Reading passage:
——————————

San Diego, CA – When Dr. Tyler Bachon started his radiology residency, he thought clinical correlation would only be a phrase he added to reports as a means of putting the onus of the diagnosis back onto other physicians and midlevels.
This week, due to Coronavirus, Dr. Bachon was pulled out of his usual dark reading room and thrust into duty as an auxiliary internal medicine intern. The transition was a shock to him to say the least.
“I haven’t looked at lab results for over a decade, I don’t know about what normal sodium levels should be! This is the worst idea ever!” Dr. Bachon lamented.
On the third day of his purgatory, Dr. Bachon and the IM team reached what they thought was a mutually beneficial compromise. Bachon would read all imaging studies for the team and would no longer have to do H&Ps, daily notes or try to figure out where the hell sodium goes in the lab skeleton diagrams.

——————————

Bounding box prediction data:
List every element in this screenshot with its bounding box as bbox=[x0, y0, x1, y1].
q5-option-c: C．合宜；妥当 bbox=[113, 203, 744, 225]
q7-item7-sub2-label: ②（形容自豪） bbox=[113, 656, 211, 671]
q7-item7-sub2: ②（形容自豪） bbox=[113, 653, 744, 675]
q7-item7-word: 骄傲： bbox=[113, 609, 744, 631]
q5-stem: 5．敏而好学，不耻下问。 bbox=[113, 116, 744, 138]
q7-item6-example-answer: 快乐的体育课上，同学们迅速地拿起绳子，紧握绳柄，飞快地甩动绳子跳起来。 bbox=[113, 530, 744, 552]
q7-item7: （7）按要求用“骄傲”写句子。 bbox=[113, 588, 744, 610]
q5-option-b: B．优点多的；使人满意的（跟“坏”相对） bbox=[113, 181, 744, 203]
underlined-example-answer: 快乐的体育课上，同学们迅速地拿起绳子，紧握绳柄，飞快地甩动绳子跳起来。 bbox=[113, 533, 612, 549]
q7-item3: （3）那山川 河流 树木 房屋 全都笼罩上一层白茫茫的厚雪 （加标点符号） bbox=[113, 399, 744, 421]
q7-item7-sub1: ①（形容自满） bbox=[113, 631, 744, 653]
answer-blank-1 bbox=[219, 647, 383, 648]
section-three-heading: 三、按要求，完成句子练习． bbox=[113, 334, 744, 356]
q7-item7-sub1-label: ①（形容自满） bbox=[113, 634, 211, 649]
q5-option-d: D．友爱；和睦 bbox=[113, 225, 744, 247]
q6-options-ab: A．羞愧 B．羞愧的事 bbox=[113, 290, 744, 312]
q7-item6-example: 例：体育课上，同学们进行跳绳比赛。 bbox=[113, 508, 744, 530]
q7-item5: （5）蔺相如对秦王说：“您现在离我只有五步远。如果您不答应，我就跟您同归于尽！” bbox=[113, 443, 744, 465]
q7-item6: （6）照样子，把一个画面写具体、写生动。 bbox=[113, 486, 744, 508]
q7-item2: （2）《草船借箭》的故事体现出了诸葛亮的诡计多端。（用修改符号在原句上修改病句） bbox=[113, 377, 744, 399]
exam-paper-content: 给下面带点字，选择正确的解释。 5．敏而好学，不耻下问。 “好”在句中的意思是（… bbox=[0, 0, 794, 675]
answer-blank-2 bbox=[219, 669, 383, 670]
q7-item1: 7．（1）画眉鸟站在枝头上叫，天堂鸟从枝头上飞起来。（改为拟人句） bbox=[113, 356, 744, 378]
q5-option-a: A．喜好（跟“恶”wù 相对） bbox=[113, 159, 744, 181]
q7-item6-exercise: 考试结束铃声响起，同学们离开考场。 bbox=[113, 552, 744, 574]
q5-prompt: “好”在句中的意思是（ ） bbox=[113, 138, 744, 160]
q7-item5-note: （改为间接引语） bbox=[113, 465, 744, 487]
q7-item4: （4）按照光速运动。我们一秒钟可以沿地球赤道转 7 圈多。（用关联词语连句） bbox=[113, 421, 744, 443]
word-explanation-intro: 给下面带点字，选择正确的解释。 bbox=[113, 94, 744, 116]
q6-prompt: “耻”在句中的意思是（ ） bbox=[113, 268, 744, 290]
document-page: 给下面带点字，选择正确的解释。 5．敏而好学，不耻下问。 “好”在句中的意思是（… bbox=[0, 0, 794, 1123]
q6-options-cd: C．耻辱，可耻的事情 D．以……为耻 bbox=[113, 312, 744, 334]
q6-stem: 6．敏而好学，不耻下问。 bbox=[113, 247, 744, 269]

——————————

Your objective:
Continue the news piece about Dr. Bachon from the point where it stops. These records have no connection to the news piece about Dr. Bachon.

Response to this task:
The plan went great until Dr. Bachon saw a possible bilateral hazy opacity on a morning chest xray and recommended clinical correlation for possible pneumonia or Coronavirus. It was at that moment that Bachon realized that he would have to perform that clinical correlation!
“I don’t know how to clinically correlate! I’m a god-damn radiologist, not a stethoscopologist! I don’t know what pneumonia sounds like or smells like. This is bull dookie!” Bachon complained.
Bachon was later seen offering an actual IM Intern a protein bar he had stolen from an orthopaedic surgeon in exchange for performing a clinical correlation.